- Data excerpts
◆ ◆ ◆
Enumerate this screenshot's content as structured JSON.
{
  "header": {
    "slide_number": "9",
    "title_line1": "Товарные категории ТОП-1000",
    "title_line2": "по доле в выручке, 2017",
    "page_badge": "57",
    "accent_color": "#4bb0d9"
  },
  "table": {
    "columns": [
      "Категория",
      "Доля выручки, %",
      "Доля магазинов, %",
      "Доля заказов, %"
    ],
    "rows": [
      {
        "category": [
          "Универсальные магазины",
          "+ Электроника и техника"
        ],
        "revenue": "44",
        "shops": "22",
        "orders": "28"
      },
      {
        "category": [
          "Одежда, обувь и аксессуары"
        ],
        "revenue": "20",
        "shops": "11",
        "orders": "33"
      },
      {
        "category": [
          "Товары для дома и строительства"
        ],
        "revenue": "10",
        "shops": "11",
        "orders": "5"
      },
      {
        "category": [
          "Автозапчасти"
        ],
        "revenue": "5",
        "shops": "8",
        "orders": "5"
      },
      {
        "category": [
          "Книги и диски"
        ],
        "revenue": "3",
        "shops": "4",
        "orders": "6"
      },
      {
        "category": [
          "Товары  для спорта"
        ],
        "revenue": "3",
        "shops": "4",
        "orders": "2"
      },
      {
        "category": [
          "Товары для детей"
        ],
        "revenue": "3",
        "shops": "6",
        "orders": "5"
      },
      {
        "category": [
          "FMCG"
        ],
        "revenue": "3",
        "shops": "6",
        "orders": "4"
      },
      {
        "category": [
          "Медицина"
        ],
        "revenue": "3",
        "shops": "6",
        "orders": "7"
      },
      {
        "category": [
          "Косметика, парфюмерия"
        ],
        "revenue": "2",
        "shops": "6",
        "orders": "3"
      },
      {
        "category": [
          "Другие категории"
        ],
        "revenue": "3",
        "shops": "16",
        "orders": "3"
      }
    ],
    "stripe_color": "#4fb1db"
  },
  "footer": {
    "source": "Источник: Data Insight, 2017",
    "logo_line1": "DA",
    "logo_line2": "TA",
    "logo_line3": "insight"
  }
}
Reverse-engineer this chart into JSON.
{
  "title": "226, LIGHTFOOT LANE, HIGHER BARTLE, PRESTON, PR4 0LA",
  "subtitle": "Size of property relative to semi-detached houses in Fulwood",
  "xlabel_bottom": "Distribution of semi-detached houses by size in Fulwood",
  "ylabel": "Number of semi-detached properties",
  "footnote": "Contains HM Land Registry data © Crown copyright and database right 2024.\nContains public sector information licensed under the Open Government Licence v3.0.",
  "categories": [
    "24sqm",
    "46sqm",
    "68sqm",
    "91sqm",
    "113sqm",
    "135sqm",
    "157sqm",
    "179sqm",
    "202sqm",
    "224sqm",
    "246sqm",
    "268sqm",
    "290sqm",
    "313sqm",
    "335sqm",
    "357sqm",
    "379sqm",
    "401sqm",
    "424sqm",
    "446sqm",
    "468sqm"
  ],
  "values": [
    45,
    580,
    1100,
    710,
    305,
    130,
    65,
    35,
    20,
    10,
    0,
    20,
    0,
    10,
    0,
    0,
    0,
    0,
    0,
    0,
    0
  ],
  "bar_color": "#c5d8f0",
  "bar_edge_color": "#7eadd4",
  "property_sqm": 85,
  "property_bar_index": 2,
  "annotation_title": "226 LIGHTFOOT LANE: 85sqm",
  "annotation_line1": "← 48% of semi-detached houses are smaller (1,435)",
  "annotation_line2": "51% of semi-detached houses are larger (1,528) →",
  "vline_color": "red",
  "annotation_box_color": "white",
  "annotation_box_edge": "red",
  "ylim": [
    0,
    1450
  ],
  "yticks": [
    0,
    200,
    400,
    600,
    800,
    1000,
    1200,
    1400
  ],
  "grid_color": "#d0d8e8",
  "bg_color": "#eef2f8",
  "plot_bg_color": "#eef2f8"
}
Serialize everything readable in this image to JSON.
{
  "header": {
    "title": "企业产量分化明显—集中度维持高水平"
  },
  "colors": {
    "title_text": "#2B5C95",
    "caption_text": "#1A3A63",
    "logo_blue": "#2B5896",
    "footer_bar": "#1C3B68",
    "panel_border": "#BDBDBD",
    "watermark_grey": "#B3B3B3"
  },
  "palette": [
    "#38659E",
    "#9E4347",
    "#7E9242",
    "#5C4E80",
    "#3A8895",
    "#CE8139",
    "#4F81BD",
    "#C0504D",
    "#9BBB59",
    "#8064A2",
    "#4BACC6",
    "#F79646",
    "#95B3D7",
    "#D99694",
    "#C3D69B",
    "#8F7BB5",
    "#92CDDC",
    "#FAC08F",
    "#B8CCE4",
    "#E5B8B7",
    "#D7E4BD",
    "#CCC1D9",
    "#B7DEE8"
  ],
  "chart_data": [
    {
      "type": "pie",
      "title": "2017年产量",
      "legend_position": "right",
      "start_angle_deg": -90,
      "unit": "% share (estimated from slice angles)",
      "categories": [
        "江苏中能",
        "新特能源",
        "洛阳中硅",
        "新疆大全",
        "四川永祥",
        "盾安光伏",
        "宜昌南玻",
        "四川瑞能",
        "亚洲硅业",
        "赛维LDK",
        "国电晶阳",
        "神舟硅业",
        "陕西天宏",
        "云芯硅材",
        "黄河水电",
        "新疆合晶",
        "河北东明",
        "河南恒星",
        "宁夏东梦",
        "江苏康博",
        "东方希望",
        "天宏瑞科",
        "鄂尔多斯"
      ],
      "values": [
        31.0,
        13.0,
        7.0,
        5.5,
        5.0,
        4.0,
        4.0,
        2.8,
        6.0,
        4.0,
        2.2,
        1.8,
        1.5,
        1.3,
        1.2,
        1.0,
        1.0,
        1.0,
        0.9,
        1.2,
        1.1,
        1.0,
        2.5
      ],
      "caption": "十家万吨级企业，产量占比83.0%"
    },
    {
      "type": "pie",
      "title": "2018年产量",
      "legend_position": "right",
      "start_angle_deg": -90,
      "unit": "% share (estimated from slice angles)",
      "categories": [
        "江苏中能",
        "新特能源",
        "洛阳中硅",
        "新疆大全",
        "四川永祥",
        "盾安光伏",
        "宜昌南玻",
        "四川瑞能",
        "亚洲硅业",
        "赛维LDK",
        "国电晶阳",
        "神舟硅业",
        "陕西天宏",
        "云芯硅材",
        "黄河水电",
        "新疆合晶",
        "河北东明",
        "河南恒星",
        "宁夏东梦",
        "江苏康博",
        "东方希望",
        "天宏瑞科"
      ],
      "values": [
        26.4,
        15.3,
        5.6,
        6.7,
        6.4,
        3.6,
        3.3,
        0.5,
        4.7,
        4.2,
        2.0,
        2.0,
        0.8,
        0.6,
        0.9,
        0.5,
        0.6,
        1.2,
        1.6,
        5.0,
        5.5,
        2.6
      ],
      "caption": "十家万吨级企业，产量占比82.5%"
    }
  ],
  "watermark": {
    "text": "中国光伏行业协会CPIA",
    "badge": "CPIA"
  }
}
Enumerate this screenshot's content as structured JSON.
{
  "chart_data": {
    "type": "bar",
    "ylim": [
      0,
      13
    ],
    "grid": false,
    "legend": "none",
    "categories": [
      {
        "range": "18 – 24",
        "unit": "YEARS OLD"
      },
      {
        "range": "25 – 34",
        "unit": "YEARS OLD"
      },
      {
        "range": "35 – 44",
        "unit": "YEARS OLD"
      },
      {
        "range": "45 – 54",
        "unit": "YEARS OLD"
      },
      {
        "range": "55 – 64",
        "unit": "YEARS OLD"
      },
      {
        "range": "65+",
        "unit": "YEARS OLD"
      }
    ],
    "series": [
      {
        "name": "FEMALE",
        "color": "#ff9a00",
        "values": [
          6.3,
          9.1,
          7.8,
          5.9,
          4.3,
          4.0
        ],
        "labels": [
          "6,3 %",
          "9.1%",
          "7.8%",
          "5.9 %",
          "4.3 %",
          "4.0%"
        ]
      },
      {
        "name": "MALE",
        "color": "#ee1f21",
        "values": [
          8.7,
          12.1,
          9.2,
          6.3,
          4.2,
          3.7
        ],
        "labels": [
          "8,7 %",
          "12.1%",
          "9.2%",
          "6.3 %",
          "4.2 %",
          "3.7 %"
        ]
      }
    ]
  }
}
◆ ◆ ◆
- What is required
Go over the data above and copy every line that has the word "категории" in it.

- Response below
    "title_line1": "Товарные категории ТОП-1000",
          "Другие категории"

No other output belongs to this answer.